== The input ==
##########

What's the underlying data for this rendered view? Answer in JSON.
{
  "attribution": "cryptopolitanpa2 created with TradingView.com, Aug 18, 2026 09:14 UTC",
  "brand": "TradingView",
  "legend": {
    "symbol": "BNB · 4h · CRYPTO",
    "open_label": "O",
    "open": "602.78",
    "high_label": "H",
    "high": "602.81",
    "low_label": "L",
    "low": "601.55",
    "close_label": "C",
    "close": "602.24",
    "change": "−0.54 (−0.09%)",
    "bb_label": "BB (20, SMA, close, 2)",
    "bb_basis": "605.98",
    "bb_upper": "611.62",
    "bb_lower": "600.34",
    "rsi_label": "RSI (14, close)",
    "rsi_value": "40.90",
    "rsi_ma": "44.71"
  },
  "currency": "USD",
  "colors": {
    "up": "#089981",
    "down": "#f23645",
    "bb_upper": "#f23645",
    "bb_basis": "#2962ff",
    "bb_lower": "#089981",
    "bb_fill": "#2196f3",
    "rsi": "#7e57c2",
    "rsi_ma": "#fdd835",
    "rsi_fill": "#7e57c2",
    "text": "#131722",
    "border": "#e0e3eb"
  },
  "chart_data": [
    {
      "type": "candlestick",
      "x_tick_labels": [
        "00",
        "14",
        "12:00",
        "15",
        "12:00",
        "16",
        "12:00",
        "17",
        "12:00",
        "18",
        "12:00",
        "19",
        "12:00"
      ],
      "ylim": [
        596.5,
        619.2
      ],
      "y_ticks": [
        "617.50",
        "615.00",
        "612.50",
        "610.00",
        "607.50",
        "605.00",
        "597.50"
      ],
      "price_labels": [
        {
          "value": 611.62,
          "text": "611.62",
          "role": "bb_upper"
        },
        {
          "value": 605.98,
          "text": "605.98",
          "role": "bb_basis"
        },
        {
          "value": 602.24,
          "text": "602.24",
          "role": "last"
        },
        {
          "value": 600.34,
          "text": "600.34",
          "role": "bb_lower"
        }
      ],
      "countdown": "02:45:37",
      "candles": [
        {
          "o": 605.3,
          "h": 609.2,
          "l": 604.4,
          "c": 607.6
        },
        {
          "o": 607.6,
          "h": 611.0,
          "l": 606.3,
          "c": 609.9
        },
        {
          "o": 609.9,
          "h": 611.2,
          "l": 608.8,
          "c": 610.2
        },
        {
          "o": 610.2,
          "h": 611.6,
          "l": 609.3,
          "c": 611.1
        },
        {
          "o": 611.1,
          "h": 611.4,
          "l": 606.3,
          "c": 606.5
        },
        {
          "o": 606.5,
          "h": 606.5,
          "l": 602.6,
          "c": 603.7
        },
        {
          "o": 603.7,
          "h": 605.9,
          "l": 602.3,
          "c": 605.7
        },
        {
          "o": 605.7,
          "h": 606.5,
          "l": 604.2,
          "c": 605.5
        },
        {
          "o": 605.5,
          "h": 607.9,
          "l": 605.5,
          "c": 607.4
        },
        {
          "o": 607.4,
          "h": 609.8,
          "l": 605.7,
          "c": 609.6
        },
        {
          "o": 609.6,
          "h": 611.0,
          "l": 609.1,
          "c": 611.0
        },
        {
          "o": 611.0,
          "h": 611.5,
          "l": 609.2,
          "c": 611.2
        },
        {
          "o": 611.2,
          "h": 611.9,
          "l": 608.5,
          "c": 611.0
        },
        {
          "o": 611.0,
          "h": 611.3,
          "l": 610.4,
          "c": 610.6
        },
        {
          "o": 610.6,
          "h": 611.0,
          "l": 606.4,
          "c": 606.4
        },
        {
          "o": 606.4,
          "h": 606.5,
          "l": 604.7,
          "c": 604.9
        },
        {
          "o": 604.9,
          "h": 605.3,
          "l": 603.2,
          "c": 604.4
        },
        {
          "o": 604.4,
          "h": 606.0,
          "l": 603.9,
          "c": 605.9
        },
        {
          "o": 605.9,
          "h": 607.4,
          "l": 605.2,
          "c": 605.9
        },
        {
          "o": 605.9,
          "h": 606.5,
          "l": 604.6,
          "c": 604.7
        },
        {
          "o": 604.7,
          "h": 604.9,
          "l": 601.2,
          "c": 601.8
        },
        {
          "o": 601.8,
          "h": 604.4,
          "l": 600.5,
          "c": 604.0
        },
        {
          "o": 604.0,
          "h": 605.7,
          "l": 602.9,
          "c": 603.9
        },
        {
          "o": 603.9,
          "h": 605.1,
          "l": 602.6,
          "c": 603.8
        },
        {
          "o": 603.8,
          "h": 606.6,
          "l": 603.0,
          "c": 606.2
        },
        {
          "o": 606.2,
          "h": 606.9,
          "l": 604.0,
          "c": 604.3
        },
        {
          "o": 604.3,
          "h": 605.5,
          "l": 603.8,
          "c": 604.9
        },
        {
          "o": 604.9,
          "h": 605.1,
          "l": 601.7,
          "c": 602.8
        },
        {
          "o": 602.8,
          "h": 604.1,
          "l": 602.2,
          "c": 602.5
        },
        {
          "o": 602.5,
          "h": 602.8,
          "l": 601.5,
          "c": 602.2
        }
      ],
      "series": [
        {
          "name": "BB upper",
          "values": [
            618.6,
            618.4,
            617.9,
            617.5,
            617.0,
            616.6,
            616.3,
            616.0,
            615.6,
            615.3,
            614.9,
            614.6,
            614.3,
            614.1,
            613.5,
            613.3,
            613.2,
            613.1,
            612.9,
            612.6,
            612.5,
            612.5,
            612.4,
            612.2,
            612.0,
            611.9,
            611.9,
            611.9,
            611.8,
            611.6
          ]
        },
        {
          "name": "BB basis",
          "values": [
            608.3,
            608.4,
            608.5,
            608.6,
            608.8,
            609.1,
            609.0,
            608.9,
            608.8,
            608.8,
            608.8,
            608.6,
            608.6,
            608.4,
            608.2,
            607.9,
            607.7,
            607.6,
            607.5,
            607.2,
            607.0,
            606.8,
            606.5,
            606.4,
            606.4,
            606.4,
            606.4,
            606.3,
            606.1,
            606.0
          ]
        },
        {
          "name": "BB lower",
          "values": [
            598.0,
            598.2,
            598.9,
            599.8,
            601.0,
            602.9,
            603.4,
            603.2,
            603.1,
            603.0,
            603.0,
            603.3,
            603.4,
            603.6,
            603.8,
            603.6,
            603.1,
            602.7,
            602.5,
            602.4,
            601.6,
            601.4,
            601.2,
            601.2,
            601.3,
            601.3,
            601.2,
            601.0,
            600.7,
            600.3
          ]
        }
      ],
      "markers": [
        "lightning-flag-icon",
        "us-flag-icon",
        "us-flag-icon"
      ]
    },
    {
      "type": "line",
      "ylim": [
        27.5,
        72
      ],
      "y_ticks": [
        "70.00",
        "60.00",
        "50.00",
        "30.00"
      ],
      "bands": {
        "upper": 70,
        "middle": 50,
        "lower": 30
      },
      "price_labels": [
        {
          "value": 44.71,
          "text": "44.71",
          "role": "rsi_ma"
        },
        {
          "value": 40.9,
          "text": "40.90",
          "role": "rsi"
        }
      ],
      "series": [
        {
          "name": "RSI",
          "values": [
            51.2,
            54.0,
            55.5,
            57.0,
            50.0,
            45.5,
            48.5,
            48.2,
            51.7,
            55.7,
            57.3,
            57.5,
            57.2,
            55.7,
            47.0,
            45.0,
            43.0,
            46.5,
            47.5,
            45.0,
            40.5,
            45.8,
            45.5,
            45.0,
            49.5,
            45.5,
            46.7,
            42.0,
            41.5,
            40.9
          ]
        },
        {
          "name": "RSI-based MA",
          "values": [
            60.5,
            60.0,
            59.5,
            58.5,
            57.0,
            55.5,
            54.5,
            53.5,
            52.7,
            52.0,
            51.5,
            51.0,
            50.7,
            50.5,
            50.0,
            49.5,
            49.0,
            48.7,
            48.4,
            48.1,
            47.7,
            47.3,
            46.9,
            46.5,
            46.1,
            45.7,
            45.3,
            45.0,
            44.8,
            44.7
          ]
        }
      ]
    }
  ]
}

##########

== What this task involves ==
From the data above, gather every line that includes the word "TradingView".

== Full solution ==
  "attribution": "cryptopolitanpa2 created with TradingView.com, Aug 18, 2026 09:14 UTC",
  "brand": "TradingView",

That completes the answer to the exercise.